··· INFORMATION SUPPLIED
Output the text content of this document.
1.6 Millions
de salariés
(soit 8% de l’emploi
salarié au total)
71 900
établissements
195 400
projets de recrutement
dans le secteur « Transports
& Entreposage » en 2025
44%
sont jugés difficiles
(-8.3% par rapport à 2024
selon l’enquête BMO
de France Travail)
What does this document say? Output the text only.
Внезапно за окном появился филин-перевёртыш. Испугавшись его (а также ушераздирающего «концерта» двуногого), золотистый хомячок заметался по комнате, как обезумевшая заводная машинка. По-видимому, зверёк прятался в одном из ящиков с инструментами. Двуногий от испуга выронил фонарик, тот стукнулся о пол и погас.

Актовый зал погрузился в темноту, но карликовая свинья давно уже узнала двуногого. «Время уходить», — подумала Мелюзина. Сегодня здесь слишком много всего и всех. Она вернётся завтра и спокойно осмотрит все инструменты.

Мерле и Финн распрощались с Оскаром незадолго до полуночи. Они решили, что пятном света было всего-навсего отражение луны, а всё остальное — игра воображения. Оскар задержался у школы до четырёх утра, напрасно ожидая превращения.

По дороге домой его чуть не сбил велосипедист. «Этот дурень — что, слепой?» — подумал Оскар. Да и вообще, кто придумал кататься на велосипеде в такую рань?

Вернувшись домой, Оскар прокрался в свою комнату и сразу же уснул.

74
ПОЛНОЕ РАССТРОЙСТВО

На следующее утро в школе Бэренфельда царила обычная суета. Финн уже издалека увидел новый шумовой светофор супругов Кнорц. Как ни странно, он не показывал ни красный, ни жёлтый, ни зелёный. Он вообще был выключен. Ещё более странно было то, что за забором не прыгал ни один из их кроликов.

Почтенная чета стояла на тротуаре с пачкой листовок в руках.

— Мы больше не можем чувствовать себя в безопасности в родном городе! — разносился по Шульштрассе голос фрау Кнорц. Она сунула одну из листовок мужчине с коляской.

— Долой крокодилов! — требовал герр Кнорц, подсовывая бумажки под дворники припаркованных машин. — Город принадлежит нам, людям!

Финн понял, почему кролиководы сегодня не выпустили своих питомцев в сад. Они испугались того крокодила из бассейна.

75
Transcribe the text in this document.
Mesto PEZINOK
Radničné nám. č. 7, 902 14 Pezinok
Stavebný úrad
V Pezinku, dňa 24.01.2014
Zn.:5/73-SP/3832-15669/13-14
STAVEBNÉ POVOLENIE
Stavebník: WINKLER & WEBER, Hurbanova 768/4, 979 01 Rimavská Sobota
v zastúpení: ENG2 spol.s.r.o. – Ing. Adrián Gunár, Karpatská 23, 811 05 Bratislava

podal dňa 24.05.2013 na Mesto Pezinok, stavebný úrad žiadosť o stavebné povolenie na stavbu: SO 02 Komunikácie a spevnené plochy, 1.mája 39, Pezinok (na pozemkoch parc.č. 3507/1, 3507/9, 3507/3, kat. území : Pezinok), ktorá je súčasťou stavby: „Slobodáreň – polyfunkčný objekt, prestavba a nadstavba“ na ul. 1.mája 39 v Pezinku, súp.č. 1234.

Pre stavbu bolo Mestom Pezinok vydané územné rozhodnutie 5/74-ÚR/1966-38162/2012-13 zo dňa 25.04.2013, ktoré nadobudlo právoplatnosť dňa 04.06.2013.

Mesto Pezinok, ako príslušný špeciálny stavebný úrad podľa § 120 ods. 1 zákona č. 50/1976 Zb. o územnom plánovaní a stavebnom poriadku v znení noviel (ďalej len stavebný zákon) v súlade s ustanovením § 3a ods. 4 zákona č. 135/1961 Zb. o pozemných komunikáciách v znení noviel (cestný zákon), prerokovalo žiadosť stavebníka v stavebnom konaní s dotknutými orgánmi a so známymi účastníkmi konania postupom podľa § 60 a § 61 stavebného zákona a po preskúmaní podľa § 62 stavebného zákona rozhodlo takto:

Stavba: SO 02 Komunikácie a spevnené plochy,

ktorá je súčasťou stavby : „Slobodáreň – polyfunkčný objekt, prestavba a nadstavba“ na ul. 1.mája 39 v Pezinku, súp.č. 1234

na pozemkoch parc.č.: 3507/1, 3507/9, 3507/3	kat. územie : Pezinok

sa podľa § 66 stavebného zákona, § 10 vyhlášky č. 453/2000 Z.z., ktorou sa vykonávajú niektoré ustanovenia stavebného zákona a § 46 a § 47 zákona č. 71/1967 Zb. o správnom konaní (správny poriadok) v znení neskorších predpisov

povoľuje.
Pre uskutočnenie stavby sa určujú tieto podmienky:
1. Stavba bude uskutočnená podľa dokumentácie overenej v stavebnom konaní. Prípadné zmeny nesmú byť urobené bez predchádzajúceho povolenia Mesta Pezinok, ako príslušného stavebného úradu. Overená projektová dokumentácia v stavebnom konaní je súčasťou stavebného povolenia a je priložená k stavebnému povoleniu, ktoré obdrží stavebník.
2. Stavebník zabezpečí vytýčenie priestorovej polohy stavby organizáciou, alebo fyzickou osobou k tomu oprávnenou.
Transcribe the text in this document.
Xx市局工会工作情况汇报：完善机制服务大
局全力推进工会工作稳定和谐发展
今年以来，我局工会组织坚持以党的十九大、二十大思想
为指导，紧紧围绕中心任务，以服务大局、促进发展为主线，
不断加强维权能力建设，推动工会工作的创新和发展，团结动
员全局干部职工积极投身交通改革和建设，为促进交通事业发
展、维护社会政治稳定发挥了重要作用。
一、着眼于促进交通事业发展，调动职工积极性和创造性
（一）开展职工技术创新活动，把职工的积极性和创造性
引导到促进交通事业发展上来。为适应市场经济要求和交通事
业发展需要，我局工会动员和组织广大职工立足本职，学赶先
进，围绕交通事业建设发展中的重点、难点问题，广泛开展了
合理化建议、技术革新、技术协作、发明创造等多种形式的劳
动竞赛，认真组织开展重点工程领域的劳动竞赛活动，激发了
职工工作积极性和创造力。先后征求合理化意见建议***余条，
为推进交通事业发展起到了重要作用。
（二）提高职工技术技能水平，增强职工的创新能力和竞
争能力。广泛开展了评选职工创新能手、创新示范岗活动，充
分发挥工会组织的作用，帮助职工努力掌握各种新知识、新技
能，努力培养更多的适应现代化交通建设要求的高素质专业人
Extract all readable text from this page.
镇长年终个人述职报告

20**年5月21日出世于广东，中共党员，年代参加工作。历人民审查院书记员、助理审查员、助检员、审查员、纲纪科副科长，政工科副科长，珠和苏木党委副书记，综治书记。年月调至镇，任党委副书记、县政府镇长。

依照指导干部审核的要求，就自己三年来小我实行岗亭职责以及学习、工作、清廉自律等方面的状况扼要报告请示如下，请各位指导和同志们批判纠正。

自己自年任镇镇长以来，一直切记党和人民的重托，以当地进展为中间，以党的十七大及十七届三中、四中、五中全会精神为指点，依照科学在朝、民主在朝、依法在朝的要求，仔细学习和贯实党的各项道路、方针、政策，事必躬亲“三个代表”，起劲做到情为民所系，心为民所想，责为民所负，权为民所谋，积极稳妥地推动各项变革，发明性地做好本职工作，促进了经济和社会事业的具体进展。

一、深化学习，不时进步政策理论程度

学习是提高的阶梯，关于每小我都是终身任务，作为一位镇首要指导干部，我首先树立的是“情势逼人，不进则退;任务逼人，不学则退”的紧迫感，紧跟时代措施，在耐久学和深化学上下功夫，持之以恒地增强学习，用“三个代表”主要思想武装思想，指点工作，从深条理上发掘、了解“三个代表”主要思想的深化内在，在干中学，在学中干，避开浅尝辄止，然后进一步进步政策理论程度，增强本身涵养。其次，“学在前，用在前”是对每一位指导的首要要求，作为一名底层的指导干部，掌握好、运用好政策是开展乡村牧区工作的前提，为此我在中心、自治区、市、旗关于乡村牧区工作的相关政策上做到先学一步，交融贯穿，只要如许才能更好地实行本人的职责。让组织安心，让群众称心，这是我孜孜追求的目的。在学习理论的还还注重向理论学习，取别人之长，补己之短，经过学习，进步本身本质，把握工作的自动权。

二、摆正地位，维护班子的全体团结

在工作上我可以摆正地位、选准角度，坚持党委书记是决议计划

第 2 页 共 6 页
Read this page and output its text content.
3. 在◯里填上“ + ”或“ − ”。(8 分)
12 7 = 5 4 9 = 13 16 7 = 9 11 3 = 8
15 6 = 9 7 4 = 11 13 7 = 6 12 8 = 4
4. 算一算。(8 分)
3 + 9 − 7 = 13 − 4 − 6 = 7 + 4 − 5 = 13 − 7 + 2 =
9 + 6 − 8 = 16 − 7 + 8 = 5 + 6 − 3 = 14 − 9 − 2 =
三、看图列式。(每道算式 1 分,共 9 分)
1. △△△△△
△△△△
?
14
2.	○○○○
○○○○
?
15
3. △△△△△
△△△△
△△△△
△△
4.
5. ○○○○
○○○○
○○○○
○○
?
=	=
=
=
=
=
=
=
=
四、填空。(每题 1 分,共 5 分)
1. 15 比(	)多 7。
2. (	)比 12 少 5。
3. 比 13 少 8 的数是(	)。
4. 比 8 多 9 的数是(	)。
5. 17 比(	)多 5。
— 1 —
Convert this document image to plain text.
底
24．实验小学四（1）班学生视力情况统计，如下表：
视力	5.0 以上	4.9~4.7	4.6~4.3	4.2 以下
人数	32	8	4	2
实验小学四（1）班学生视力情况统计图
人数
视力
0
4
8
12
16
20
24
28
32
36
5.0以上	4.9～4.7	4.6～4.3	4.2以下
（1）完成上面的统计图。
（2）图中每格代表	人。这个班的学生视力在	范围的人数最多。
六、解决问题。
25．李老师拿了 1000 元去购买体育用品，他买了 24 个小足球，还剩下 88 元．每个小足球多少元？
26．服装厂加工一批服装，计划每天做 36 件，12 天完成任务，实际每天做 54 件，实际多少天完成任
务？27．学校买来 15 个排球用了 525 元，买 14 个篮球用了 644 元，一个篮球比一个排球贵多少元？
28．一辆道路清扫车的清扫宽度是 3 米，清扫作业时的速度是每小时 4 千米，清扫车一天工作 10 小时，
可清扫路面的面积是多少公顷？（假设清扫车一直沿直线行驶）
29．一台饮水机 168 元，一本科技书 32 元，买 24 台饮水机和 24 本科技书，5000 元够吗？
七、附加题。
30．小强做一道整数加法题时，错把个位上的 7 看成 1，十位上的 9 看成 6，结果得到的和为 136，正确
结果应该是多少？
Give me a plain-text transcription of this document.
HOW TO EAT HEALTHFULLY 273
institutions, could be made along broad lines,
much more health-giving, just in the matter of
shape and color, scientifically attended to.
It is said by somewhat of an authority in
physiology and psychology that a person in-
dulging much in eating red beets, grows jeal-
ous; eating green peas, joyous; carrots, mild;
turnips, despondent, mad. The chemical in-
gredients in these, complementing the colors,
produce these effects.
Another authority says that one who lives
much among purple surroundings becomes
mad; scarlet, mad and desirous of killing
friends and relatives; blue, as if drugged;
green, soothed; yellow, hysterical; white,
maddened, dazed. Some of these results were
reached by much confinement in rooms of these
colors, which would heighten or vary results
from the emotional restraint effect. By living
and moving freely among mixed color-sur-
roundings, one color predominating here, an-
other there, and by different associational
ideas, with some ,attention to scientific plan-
······
### GIVEN INSTRUCTION
Collect every line with the string "content" from the records, and copy each.

### WRITTEN REPLY
Output the text content of this document.
Read this page and output its text content.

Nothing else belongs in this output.